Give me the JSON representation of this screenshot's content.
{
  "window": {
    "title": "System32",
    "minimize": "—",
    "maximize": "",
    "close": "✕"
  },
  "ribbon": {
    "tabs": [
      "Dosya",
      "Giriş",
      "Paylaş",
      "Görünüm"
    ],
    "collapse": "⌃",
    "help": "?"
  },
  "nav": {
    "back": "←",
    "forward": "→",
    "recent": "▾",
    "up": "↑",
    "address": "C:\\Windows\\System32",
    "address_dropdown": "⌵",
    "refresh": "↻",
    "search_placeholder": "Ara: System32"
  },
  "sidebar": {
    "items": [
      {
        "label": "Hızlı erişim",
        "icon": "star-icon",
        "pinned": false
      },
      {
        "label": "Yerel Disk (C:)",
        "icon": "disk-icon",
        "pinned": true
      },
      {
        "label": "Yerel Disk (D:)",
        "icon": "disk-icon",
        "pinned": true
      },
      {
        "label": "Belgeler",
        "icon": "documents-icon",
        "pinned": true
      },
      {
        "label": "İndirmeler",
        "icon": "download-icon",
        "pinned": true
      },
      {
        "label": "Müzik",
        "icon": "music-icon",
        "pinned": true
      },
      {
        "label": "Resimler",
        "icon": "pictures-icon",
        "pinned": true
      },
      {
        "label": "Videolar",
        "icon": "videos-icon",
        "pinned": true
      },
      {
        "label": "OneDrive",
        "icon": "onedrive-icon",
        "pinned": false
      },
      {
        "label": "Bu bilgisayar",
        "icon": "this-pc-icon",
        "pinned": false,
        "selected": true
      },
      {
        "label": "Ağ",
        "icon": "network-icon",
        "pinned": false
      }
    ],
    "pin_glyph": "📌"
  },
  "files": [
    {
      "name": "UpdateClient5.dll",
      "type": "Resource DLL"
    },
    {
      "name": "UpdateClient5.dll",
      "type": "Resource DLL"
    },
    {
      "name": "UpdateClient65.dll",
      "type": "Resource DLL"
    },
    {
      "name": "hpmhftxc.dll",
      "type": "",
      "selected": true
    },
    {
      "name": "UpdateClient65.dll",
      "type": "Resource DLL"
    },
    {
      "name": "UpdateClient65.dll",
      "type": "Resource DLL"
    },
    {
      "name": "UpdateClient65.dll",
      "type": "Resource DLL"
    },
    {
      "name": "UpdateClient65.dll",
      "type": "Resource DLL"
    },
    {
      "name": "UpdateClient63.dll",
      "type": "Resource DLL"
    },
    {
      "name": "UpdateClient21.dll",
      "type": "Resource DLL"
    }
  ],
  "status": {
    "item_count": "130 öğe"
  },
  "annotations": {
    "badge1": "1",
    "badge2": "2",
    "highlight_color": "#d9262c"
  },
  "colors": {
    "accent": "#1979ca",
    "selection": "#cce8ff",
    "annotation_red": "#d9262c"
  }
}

-=-=-

→ Aim: Repeat every record, exactly as written.

→ Complete answer:
Give me the JSON representation of this screenshot's content.
{
  "window": {
    "title": "System32",
    "minimize": "—",
    "maximize": "",
    "close": "✕"
  },
  "ribbon": {
    "tabs": [
      "Dosya",
      "Giriş",
      "Paylaş",
      "Görünüm"
    ],
    "collapse": "⌃",
    "help": "?"
  },
  "nav": {
    "back": "←",
    "forward": "→",
    "recent": "▾",
    "up": "↑",
    "address": "C:\\Windows\\System32",
    "address_dropdown": "⌵",
    "refresh": "↻",
    "search_placeholder": "Ara: System32"
  },
  "sidebar": {
    "items": [
      {
        "label": "Hızlı erişim",
        "icon": "star-icon",
        "pinned": false
      },
      {
        "label": "Yerel Disk (C:)",
        "icon": "disk-icon",
        "pinned": true
      },
      {
        "label": "Yerel Disk (D:)",
        "icon": "disk-icon",
        "pinned": true
      },
      {
        "label": "Belgeler",
        "icon": "documents-icon",
        "pinned": true
      },
      {
        "label": "İndirmeler",
        "icon": "download-icon",
        "pinned": true
      },
      {
        "label": "Müzik",
        "icon": "music-icon",
        "pinned": true
      },
      {
        "label": "Resimler",
        "icon": "pictures-icon",
        "pinned": true
      },
      {
        "label": "Videolar",
        "icon": "videos-icon",
        "pinned": true
      },
      {
        "label": "OneDrive",
        "icon": "onedrive-icon",
        "pinned": false
      },
      {
        "label": "Bu bilgisayar",
        "icon": "this-pc-icon",
        "pinned": false,
        "selected": true
      },
      {
        "label": "Ağ",
        "icon": "network-icon",
        "pinned": false
      }
    ],
    "pin_glyph": "📌"
  },
  "files": [
    {
      "name": "UpdateClient5.dll",
      "type": "Resource DLL"
    },
    {
      "name": "UpdateClient5.dll",
      "type": "Resource DLL"
    },
    {
      "name": "UpdateClient65.dll",
      "type": "Resource DLL"
    },
    {
      "name": "hpmhftxc.dll",
      "type": "",
      "selected": true
    },
    {
      "name": "UpdateClient65.dll",
      "type": "Resource DLL"
    },
    {
      "name": "UpdateClient65.dll",
      "type": "Resource DLL"
    },
    {
      "name": "UpdateClient65.dll",
      "type": "Resource DLL"
    },
    {
      "name": "UpdateClient65.dll",
      "type": "Resource DLL"
    },
    {
      "name": "UpdateClient63.dll",
      "type": "Resource DLL"
    },
    {
      "name": "UpdateClient21.dll",
      "type": "Resource DLL"
    }
  ],
  "status": {
    "item_count": "130 öğe"
  },
  "annotations": {
    "badge1": "1",
    "badge2": "2",
    "highlight_color": "#d9262c"
  },
  "colors": {
    "accent": "#1979ca",
    "selection": "#cce8ff",
    "annotation_red": "#d9262c"
  }
}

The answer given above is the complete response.